Check the listing below line by line and report how many lines hold "this", with no other words.

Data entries

- - -

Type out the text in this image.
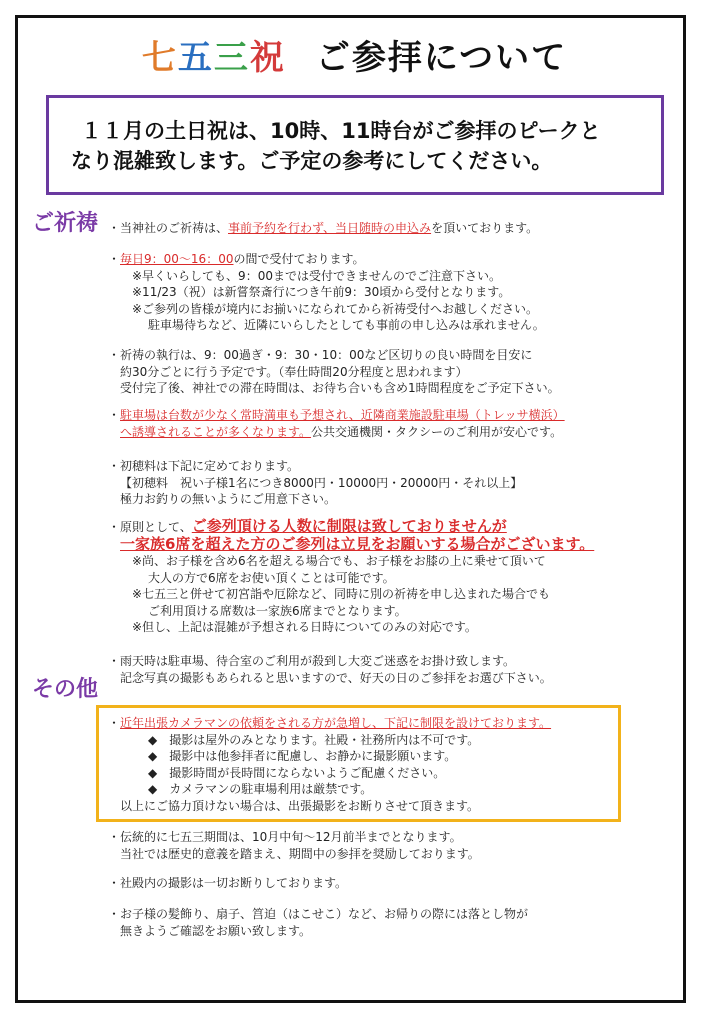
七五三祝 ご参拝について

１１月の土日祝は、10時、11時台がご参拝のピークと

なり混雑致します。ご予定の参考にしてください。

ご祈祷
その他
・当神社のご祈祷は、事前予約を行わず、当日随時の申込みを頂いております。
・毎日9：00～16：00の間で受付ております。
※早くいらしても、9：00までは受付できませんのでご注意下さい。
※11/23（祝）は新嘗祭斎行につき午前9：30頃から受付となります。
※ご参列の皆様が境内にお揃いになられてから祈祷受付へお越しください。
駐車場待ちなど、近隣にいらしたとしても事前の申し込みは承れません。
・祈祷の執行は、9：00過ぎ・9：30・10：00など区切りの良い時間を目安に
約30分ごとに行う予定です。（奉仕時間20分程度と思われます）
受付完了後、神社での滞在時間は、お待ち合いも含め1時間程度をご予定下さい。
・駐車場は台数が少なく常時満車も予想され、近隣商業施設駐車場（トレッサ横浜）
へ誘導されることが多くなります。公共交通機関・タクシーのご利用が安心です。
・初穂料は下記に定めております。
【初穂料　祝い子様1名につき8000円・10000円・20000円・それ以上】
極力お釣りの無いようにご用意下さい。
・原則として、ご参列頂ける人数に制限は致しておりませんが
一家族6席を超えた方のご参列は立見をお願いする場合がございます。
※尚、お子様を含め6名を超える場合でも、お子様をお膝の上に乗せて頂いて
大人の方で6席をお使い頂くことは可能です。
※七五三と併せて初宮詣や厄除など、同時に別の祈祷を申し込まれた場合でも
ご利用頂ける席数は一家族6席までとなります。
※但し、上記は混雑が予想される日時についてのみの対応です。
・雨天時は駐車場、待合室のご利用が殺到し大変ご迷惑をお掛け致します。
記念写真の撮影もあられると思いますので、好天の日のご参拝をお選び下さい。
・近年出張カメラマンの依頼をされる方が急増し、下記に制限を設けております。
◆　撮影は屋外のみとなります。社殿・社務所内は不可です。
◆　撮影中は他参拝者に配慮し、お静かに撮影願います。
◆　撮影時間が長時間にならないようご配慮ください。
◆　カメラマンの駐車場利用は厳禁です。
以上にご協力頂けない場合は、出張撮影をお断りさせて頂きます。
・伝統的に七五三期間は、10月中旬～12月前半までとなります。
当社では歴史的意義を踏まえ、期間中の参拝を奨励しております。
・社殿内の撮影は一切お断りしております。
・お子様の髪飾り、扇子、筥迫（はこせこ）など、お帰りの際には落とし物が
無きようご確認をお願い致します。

- - -

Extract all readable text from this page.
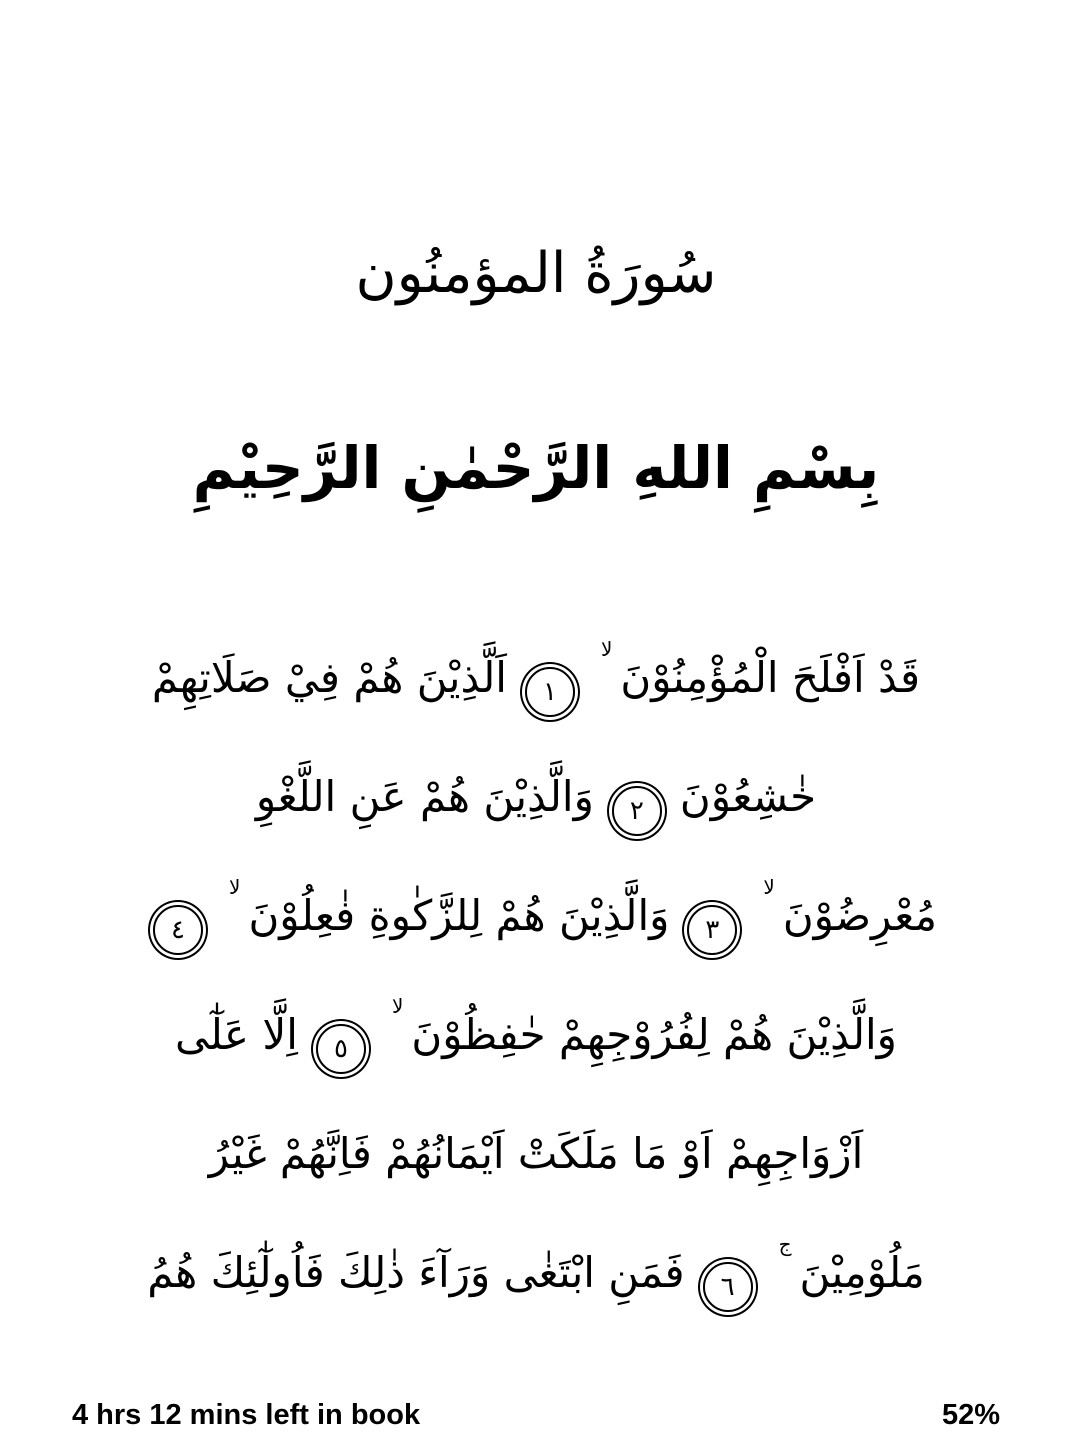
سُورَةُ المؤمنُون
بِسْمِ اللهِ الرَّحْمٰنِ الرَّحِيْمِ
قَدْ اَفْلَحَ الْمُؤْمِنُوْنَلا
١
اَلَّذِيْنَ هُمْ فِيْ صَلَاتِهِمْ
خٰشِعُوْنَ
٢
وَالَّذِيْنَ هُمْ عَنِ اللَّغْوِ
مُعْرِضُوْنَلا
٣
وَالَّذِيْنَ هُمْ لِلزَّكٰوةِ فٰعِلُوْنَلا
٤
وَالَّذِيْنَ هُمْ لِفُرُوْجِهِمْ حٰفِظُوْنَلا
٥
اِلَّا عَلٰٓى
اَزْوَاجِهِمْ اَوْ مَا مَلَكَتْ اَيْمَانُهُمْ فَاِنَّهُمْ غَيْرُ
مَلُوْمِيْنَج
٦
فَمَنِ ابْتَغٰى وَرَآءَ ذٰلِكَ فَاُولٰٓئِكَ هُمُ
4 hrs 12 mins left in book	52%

- - -

# [EXPECTED ANSWER]
2